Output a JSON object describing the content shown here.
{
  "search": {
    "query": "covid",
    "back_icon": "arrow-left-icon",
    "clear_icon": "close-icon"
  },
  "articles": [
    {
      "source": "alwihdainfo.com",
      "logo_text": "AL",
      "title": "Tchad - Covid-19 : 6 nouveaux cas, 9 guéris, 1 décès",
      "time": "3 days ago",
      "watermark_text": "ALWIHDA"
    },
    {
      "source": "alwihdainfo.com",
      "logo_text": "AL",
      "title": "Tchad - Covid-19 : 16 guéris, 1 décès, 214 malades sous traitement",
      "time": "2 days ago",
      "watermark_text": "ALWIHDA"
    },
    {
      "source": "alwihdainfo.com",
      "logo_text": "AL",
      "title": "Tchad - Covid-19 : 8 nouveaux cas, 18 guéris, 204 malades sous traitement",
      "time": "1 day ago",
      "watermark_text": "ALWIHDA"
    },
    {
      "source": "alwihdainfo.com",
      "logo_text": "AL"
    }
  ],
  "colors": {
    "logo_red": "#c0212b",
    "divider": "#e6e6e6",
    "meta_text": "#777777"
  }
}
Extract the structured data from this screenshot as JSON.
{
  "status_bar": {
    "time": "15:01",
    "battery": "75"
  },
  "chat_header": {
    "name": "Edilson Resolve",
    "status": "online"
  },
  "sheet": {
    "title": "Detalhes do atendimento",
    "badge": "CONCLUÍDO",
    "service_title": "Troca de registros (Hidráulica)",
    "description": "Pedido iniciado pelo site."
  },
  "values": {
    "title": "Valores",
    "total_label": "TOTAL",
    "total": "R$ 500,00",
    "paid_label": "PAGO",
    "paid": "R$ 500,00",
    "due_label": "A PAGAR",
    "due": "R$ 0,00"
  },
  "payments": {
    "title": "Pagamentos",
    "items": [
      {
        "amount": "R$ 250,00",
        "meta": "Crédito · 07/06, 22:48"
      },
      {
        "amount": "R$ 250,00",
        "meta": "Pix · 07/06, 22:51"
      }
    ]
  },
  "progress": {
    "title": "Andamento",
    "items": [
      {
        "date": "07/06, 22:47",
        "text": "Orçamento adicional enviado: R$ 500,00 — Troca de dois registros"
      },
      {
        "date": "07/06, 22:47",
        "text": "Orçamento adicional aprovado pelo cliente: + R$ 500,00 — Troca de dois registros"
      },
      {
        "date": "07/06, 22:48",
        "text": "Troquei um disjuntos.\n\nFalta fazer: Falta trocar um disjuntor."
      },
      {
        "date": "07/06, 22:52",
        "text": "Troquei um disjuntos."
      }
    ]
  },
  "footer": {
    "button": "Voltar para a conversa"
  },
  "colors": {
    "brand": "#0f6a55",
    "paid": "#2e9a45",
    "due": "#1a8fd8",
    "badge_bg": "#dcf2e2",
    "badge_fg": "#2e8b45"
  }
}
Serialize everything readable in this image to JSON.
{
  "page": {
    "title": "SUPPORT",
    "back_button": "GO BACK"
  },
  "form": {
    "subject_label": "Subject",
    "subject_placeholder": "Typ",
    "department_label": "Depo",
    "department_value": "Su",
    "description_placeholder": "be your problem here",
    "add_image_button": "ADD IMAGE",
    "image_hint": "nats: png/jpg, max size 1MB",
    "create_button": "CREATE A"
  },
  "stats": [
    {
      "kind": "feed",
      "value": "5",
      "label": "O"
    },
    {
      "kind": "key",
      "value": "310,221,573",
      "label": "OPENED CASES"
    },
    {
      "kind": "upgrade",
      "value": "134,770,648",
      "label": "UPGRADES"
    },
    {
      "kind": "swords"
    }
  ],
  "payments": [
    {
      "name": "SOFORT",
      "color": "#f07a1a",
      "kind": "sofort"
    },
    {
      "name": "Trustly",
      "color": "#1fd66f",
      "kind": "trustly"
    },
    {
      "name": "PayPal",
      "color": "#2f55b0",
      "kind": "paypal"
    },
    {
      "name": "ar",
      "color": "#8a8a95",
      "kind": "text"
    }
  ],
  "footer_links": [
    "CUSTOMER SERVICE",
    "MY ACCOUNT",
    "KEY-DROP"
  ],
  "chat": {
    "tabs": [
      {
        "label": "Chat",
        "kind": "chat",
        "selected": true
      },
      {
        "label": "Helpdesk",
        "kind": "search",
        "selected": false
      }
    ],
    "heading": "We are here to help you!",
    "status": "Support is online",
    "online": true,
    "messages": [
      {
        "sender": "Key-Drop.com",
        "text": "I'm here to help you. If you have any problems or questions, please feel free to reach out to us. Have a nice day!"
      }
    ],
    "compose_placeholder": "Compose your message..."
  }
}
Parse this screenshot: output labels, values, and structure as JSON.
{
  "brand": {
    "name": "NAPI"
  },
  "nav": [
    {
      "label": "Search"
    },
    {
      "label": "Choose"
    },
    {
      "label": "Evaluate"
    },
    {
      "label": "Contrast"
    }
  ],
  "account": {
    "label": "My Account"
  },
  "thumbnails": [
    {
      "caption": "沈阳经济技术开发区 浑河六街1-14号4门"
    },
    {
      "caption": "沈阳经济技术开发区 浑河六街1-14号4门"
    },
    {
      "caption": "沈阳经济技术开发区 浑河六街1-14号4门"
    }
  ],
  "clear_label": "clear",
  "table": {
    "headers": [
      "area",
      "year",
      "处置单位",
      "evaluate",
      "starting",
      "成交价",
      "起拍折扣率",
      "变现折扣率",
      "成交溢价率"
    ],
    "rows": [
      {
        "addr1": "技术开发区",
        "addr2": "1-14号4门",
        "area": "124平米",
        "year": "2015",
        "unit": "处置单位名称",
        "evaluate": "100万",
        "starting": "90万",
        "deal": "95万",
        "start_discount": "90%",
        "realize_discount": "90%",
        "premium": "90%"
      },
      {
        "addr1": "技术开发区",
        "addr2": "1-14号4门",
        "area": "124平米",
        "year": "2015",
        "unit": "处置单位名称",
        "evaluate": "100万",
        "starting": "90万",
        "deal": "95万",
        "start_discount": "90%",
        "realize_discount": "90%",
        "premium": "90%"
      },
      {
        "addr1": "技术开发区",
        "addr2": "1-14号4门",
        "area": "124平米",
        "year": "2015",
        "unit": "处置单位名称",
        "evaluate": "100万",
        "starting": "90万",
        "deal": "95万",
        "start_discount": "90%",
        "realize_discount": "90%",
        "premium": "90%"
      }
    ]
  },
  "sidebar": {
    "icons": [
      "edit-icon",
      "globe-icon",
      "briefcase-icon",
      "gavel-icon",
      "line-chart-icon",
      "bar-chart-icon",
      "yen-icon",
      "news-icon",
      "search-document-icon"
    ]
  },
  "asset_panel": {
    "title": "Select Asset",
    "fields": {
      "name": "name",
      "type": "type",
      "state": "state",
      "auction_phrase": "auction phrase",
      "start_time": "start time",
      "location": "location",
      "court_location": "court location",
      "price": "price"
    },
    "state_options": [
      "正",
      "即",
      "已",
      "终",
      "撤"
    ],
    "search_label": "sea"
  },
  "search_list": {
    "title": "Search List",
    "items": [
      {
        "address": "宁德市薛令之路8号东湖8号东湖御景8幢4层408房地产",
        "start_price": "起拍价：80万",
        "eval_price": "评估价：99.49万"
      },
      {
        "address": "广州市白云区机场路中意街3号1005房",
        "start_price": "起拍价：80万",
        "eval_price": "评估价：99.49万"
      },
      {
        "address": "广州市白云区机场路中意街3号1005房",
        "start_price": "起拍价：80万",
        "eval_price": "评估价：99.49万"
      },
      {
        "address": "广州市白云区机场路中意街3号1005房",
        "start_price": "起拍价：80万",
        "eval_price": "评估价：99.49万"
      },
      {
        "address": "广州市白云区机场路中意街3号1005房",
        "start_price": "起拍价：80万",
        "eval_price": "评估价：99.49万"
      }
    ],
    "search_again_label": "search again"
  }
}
================
▸ **Work to be completed**: Look through the entries above; copy every line holding the string "this".

▸ **Finished answer**:
Extract the structured data from this screenshot as JSON.
Serialize everything readable in this image to JSON.
Parse this screenshot: output labels, values, and structure as JSON.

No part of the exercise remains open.